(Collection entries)

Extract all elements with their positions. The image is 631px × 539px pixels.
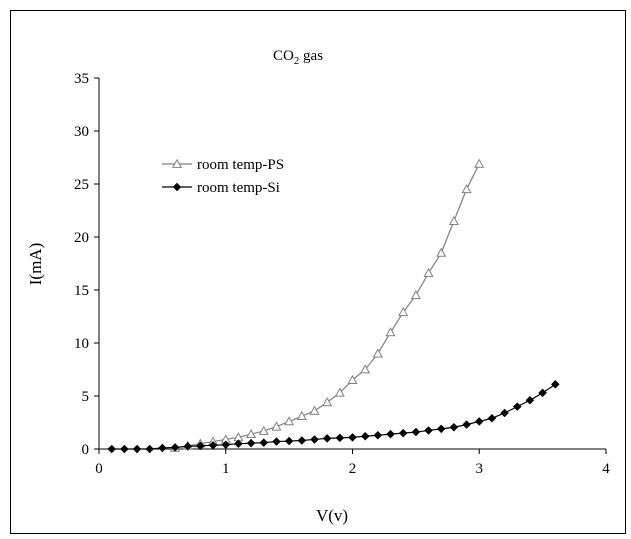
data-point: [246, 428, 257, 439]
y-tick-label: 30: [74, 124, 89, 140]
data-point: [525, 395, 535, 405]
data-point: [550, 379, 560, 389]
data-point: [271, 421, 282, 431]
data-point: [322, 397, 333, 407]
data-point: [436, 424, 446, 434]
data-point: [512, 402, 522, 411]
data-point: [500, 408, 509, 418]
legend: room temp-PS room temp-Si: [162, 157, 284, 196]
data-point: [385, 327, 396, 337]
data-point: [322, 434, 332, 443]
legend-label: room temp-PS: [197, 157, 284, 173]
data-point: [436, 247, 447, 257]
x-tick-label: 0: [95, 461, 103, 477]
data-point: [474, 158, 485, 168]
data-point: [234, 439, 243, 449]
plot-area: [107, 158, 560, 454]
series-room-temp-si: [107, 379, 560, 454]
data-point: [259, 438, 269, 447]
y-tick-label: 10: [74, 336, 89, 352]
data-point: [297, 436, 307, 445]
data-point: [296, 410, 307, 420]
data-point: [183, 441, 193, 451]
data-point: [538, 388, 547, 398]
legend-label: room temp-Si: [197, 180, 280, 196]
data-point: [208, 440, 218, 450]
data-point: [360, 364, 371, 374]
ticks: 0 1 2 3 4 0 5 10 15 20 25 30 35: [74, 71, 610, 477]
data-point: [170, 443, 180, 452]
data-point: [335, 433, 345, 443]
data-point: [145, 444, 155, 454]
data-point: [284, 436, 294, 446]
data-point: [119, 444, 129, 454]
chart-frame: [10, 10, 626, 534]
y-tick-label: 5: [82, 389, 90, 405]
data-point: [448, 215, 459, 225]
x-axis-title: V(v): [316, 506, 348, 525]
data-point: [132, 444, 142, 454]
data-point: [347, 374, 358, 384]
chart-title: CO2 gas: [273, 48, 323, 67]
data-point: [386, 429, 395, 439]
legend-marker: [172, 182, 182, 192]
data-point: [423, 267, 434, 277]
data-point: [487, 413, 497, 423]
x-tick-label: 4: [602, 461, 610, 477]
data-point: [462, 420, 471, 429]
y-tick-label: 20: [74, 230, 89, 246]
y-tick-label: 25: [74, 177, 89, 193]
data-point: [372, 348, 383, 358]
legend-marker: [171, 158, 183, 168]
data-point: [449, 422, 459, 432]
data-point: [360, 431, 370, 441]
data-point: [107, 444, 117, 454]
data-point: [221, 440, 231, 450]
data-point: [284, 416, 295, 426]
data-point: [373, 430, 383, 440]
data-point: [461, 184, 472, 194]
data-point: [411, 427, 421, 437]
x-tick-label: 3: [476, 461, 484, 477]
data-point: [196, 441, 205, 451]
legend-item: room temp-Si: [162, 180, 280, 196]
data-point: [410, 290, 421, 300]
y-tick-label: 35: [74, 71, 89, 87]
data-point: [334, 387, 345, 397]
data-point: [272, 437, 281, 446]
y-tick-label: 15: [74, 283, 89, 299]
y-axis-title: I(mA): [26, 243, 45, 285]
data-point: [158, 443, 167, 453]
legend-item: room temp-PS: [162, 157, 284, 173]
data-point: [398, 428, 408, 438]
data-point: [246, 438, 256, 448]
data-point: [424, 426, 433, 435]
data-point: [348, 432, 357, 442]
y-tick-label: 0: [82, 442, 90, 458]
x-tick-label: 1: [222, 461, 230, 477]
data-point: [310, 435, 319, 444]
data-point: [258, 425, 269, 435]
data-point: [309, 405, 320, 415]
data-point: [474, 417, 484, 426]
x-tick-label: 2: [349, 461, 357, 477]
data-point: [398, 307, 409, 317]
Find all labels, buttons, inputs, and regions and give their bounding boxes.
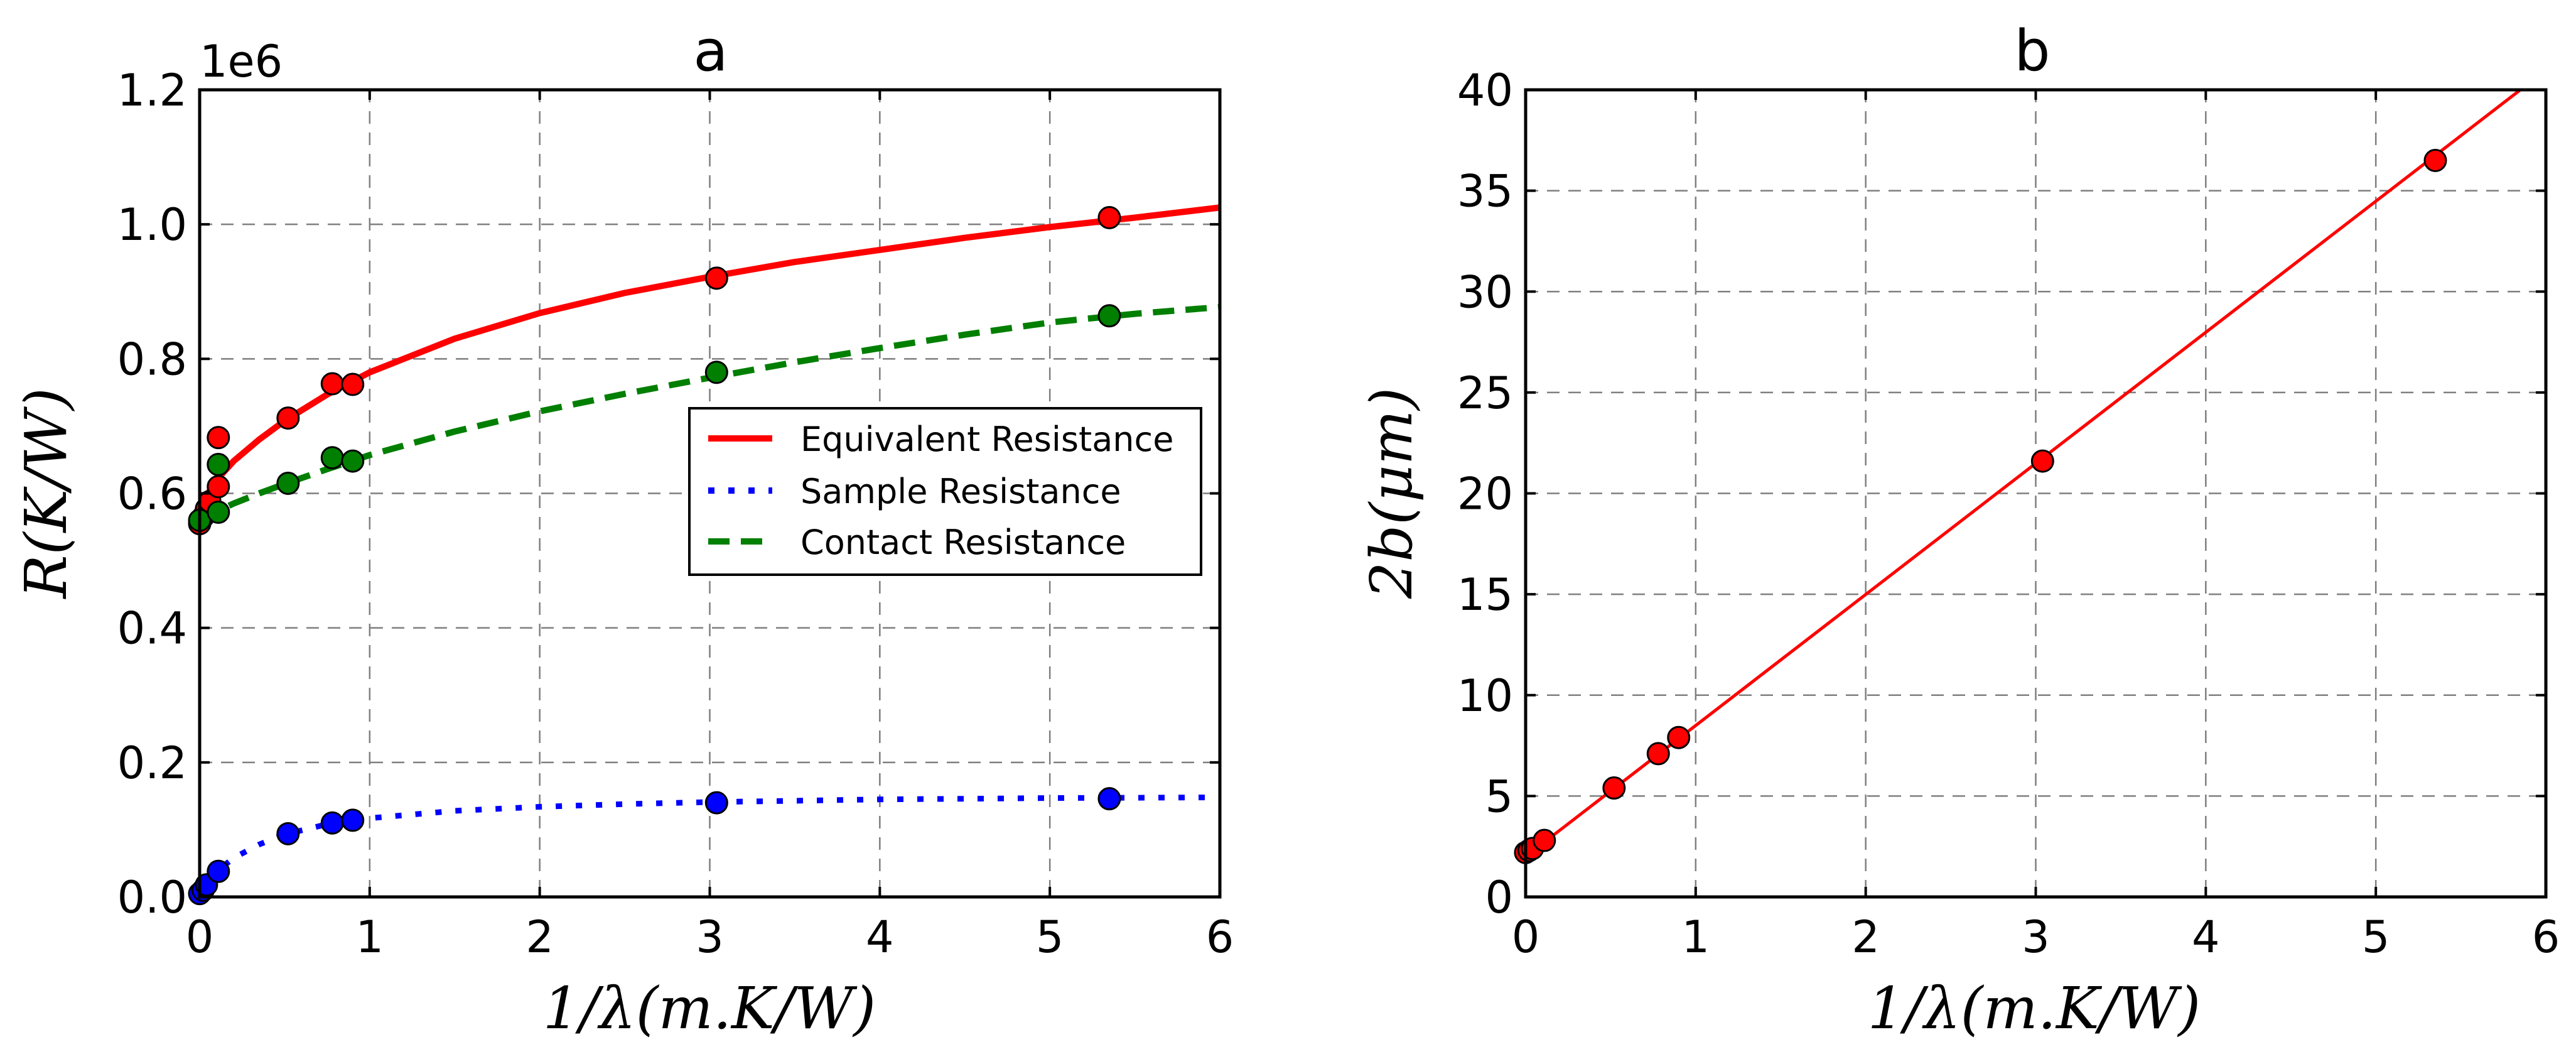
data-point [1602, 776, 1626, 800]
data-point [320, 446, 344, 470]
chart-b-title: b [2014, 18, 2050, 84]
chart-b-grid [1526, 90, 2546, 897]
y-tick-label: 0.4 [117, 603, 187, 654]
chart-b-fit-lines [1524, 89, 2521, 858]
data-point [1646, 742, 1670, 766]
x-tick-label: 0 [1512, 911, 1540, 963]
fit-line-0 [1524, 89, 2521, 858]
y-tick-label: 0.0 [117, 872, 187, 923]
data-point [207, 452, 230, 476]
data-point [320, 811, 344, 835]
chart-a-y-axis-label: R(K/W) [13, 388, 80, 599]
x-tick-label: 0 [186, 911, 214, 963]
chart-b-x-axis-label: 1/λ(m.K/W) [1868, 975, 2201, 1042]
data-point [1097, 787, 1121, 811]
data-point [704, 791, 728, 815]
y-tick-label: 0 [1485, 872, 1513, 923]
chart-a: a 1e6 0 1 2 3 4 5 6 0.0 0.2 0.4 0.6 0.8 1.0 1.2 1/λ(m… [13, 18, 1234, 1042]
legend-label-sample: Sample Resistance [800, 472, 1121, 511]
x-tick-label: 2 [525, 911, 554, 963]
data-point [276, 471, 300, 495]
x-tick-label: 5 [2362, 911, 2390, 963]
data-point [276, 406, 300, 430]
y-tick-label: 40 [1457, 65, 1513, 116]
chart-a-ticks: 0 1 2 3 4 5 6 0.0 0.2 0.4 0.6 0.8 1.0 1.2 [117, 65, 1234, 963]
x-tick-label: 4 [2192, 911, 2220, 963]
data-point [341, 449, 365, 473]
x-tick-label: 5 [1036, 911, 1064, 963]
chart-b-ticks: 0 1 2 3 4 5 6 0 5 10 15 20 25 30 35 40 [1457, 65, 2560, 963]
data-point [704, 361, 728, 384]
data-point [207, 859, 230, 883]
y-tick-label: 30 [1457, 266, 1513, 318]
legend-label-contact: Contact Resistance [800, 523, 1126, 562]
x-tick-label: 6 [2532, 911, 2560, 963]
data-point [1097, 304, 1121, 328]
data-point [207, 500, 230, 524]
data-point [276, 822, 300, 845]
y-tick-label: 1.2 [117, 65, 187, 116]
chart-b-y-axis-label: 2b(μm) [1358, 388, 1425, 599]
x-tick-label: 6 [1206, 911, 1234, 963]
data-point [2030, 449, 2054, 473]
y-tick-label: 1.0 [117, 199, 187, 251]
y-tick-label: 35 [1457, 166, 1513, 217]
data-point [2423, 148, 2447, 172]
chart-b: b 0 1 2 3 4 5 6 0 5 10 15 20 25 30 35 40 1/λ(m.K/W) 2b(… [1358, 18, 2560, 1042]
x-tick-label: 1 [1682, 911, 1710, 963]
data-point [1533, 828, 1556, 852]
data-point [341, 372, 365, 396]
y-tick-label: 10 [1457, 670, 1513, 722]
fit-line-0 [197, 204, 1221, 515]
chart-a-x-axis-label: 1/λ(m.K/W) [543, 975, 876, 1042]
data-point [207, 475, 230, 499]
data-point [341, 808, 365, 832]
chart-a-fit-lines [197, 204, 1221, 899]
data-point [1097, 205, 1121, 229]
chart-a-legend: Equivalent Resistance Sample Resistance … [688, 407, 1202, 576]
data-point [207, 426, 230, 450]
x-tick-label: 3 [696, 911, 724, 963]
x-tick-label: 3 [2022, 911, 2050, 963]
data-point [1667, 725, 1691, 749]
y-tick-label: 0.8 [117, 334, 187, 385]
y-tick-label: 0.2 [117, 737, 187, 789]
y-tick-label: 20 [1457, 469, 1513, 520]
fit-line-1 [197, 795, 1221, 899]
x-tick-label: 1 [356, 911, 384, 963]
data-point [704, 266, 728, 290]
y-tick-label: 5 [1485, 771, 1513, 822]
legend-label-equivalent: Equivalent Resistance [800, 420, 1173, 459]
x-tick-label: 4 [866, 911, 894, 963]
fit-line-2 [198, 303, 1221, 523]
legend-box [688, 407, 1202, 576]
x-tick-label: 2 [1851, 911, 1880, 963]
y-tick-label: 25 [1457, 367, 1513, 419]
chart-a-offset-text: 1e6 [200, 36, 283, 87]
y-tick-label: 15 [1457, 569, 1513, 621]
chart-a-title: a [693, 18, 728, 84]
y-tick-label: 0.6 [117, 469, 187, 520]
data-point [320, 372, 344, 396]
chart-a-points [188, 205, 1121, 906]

• [EXERCISE DIRECTIONS] Put the lines of the material above into a JSON list of strings, one string per line, leaving out blank lines. Use only the part that opens with the line containing "data-point [1602, 776, 1626, 800]" and closes with the line containing "chart-b: b 0", both included.

• [RESPONSE TO THIS EXERCISE]
[
  "data-point [1602, 776, 1626, 800]",
  "data-point [320, 446, 344, 470]",
  "chart-b-title: b [2014, 18, 2050, 84]",
  "chart-b-grid [1526, 90, 2546, 897]",
  "y-tick-label: 0.4 [117, 603, 187, 654]",
  "chart-b-fit-lines [1524, 89, 2521, 858]",
  "data-point [1646, 742, 1670, 766]",
  "x-tick-label: 0 [1512, 911, 1540, 963]",
  "fit-line-0 [1524, 89, 2521, 858]",
  "y-tick-label: 0.0 [117, 872, 187, 923]",
  "data-point [207, 452, 230, 476]",
  "data-point [320, 811, 344, 835]",
  "chart-a-y-axis-label: R(K/W) [13, 388, 80, 599]",
  "x-tick-label: 0 [186, 911, 214, 963]",
  "chart-b-x-axis-label: 1/λ(m.K/W) [1868, 975, 2201, 1042]",
  "data-point [1097, 787, 1121, 811]",
  "data-point [704, 791, 728, 815]",
  "y-tick-label: 0 [1485, 872, 1513, 923]",
  "chart-a: a 1e6 0 1 2 3 4 5 6 0.0 0.2 0.4 0.6 0.8 1.0 1.2 1/λ(m… [13, 18, 1234, 1042]",
  "legend-label-sample: Sample Resistance [800, 472, 1121, 511]",
  "x-tick-label: 2 [525, 911, 554, 963]",
  "data-point [276, 471, 300, 495]",
  "x-tick-label: 5 [2362, 911, 2390, 963]",
  "data-point [276, 406, 300, 430]",
  "y-tick-label: 40 [1457, 65, 1513, 116]",
  "chart-a-ticks: 0 1 2 3 4 5 6 0.0 0.2 0.4 0.6 0.8 1.0 1.2 [117, 65, 1234, 963]",
  "x-tick-label: 4 [2192, 911, 2220, 963]",
  "data-point [341, 449, 365, 473]",
  "x-tick-label: 5 [1036, 911, 1064, 963]",
  "chart-b-ticks: 0 1 2 3 4 5 6 0 5 10 15 20 25 30 35 40 [1457, 65, 2560, 963]",
  "data-point [704, 361, 728, 384]",
  "data-point [207, 859, 230, 883]",
  "y-tick-label: 30 [1457, 266, 1513, 318]",
  "legend-label-contact: Contact Resistance [800, 523, 1126, 562]",
  "x-tick-label: 6 [2532, 911, 2560, 963]",
  "data-point [1097, 304, 1121, 328]",
  "data-point [207, 500, 230, 524]",
  "data-point [276, 822, 300, 845]",
  "y-tick-label: 1.2 [117, 65, 187, 116]",
  "chart-b-y-axis-label: 2b(μm) [1358, 388, 1425, 599]",
  "x-tick-label: 6 [1206, 911, 1234, 963]",
  "data-point [2030, 449, 2054, 473]",
  "y-tick-label: 1.0 [117, 199, 187, 251]",
  "y-tick-label: 35 [1457, 166, 1513, 217]",
  "data-point [2423, 148, 2447, 172]",
  "chart-b: b 0 1 2 3 4 5 6 0 5 10 15 20 25 30 35 40 1/λ(m.K/W) 2b(… [1358, 18, 2560, 1042]"
]